Supplied records:
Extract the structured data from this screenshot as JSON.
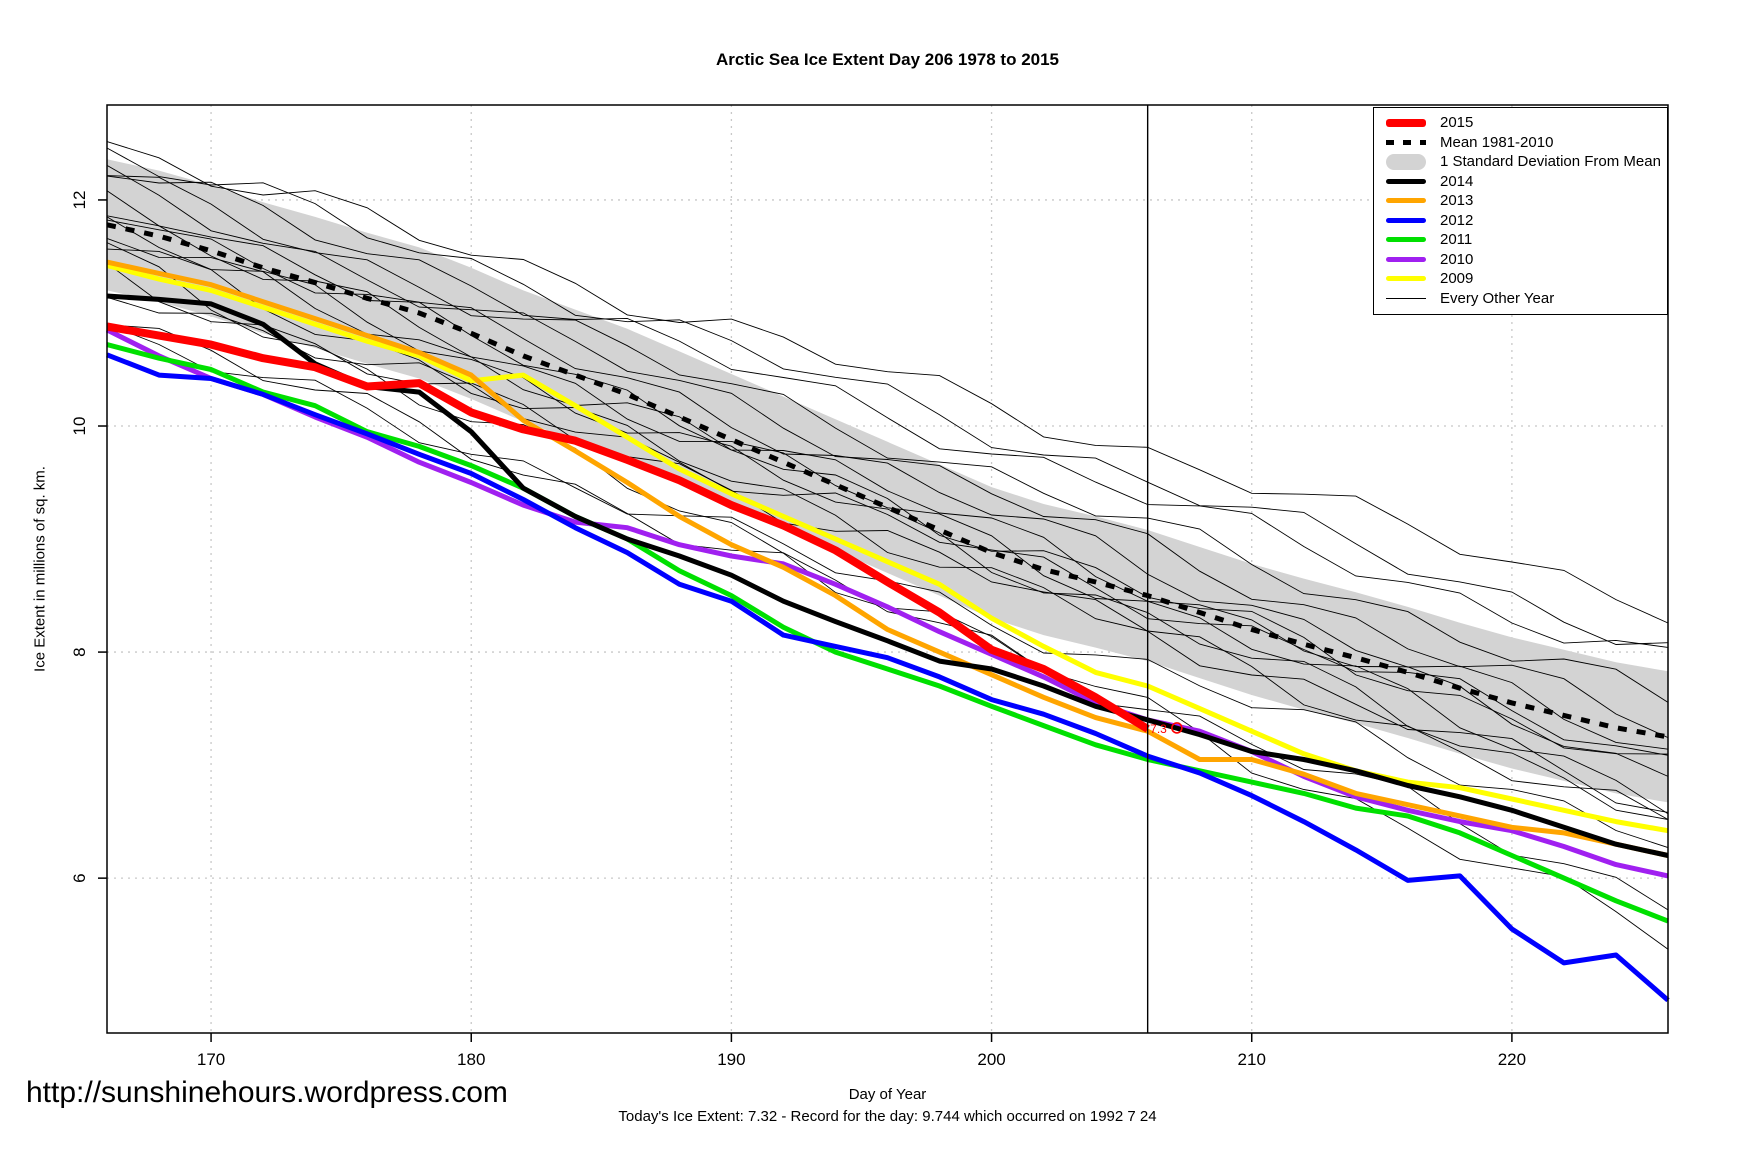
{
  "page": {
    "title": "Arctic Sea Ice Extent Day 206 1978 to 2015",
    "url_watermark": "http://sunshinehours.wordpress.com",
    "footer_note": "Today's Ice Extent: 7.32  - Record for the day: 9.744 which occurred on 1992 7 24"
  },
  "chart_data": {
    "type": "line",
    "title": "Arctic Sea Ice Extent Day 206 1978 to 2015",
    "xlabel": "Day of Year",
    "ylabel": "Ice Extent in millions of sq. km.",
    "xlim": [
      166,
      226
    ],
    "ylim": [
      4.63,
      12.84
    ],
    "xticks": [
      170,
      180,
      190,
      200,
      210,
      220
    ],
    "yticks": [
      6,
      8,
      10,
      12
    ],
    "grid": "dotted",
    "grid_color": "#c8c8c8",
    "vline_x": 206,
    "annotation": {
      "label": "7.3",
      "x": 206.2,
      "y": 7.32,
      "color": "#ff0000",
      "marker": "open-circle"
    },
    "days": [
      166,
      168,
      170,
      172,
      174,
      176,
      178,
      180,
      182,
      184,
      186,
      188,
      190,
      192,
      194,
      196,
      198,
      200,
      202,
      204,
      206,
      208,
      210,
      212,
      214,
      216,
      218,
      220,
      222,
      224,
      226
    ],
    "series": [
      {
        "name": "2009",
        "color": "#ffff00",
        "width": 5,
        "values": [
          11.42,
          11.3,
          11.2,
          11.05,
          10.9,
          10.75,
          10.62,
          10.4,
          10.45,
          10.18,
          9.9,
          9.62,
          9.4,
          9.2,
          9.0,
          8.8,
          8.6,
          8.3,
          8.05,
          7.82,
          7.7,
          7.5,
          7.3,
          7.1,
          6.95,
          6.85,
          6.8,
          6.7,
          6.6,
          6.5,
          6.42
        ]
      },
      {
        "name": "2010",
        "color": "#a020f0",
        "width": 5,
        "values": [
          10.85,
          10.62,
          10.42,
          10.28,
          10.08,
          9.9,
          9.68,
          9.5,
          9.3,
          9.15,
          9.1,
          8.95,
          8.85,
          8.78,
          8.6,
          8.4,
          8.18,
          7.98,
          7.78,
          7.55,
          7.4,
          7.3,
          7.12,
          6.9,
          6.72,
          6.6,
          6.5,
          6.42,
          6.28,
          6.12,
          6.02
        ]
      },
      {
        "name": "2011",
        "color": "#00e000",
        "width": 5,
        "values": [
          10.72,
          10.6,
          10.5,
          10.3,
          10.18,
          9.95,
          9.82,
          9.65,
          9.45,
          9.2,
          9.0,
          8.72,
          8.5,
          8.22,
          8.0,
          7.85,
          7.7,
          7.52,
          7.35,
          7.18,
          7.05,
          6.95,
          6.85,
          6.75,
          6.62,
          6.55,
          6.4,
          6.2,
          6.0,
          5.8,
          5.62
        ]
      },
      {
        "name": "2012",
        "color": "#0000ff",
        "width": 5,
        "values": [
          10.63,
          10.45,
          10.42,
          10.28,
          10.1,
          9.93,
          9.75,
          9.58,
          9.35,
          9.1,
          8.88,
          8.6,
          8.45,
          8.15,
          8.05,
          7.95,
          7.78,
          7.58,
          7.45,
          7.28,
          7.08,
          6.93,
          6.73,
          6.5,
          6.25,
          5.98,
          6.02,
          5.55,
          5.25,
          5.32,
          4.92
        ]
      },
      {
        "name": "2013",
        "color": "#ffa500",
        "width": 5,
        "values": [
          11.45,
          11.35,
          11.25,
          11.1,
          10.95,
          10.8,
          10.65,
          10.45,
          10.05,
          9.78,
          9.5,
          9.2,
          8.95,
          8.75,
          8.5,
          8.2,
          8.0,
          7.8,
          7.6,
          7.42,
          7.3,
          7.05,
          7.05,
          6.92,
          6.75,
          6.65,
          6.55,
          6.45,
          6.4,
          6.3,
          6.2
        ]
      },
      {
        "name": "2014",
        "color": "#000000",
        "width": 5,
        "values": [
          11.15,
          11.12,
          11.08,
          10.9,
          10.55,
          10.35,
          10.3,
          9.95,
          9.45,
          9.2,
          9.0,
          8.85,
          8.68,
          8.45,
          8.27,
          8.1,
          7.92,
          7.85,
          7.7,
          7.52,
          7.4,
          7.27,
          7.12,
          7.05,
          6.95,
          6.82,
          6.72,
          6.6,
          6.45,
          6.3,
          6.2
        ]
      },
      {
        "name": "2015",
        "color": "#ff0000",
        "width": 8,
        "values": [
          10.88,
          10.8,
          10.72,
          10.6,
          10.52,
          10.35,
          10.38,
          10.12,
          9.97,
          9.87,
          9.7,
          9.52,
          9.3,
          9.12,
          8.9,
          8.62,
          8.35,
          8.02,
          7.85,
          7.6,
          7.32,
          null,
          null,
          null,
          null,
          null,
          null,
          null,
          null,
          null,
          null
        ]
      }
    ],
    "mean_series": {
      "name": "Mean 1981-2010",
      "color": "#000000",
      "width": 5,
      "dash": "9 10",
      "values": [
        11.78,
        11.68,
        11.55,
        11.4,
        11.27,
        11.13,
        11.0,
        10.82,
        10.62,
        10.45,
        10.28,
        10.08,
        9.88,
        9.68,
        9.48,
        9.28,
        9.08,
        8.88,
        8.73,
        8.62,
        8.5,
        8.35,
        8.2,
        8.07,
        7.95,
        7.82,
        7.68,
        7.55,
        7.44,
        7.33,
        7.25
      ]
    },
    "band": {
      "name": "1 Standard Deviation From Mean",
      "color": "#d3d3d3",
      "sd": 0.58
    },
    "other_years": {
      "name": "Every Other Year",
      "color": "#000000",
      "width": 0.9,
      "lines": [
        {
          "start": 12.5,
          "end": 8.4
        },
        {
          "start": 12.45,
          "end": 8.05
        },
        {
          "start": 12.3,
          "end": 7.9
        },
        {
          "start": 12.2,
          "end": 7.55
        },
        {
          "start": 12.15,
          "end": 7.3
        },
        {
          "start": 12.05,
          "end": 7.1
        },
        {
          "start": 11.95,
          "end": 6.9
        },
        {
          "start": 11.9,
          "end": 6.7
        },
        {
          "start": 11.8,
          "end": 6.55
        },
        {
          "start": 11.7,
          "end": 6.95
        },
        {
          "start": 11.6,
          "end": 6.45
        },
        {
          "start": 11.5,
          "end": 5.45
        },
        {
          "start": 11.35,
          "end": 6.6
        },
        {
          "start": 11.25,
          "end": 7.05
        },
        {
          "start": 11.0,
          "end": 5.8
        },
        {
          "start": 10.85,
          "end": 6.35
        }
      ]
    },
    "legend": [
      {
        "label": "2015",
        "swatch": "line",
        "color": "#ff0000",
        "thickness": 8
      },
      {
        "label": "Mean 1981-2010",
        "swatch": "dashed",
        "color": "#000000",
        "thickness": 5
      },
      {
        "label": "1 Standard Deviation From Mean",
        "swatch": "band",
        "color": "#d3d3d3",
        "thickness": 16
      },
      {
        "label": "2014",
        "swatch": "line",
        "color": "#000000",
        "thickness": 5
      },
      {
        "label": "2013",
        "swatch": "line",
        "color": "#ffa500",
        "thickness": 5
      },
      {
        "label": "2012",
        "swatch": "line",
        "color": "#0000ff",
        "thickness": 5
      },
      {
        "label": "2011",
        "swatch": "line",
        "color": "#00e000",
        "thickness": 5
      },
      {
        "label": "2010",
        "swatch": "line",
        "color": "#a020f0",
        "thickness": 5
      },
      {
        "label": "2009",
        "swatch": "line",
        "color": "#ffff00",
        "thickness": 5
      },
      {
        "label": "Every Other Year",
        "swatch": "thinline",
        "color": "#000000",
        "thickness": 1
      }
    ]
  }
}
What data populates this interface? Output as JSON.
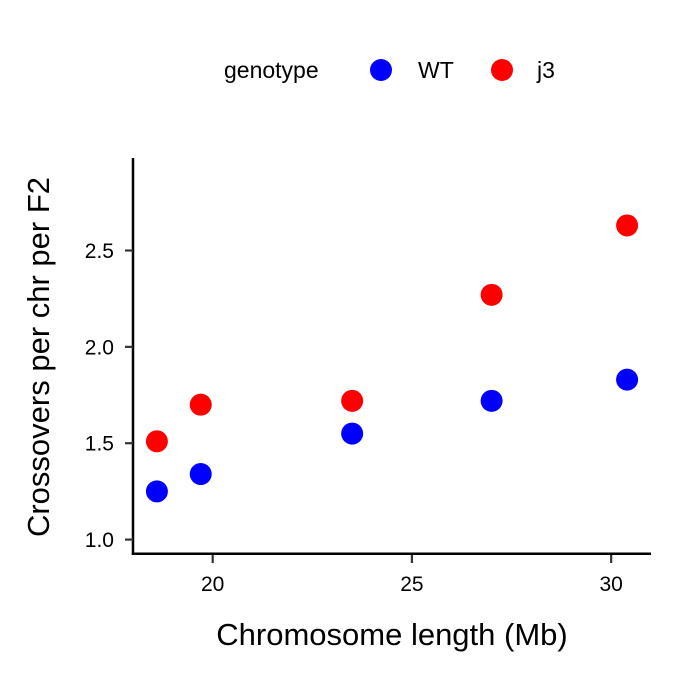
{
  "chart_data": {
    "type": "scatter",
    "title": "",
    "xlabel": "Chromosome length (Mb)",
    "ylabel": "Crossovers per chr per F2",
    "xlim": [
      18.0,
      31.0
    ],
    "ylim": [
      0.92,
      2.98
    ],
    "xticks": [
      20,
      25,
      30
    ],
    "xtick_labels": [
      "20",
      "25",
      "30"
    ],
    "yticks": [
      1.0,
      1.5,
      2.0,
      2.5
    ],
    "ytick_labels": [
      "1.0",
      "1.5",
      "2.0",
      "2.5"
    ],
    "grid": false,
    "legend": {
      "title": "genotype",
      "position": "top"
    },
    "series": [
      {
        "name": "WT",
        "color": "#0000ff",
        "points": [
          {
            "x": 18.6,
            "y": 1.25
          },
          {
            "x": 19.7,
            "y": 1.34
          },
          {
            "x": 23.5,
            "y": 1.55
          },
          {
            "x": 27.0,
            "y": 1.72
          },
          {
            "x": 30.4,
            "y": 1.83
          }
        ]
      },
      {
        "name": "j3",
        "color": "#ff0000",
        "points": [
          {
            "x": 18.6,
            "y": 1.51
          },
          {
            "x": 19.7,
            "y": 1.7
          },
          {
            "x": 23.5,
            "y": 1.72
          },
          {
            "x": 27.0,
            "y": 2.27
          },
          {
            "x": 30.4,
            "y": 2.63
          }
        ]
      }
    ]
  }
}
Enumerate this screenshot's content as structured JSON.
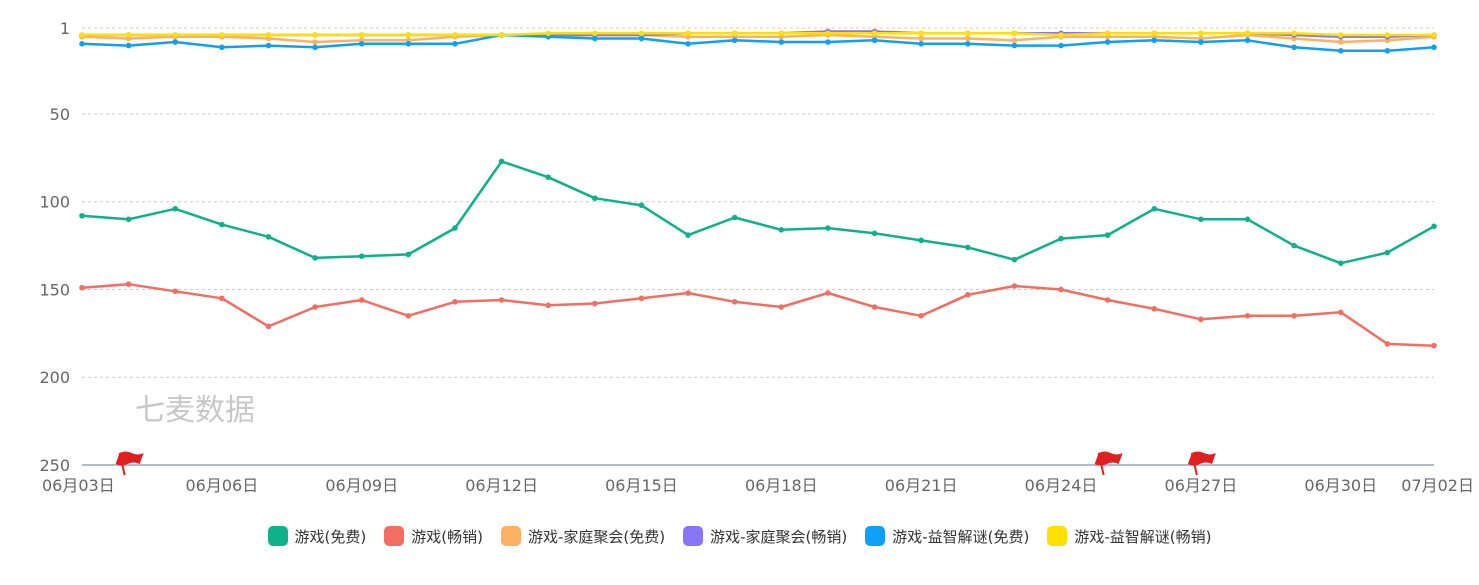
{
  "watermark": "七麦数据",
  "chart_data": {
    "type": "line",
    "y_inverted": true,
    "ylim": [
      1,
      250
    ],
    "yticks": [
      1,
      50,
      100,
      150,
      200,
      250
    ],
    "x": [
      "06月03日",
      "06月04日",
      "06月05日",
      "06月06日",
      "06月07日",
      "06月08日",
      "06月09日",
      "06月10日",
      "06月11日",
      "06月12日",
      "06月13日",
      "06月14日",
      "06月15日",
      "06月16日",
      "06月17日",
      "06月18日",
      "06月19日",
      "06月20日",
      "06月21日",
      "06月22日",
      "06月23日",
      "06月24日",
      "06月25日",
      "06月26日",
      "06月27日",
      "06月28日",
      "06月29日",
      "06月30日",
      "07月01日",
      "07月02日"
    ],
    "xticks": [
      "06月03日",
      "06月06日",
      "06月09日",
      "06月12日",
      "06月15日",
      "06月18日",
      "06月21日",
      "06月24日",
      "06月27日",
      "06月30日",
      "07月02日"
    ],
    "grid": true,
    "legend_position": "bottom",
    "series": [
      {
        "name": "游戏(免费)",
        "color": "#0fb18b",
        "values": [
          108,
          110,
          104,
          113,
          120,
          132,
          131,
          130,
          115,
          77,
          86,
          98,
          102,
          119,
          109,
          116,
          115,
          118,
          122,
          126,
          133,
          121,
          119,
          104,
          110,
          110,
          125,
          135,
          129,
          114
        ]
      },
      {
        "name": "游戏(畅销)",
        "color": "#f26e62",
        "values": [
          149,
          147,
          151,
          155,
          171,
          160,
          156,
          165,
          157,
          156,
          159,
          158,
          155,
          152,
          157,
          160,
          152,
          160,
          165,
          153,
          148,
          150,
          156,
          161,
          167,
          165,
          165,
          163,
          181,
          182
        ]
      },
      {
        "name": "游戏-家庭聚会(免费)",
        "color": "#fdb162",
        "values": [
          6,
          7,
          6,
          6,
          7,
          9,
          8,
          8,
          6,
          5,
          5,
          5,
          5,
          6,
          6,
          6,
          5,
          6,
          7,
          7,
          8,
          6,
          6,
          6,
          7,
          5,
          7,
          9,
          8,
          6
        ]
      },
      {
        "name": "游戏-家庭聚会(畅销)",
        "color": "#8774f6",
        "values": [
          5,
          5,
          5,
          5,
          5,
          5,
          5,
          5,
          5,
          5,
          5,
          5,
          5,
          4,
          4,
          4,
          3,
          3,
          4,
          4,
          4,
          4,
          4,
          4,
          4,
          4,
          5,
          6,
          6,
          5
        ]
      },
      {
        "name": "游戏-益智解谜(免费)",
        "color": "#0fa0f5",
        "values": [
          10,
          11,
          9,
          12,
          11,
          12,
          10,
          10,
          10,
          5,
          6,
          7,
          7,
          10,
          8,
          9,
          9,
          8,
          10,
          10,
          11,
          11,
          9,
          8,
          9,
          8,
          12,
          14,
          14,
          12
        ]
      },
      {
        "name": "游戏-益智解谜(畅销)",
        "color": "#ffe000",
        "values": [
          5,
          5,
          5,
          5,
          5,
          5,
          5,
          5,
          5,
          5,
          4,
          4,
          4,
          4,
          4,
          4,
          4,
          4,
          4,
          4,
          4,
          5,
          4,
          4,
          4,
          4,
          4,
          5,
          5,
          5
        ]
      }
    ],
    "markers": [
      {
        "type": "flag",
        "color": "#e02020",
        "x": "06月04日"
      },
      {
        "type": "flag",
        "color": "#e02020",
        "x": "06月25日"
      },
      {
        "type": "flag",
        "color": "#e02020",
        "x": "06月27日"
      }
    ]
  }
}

What needs to be done:
Copy out each line in the preceding records that contains "title".

Full output:
    "title": "Arctic Sea Ice Extent Day 206 1978 to 2015",
    "title": "Arctic Sea Ice Extent Day 206 1978 to 2015",
    "title": "",
      "title": "genotype",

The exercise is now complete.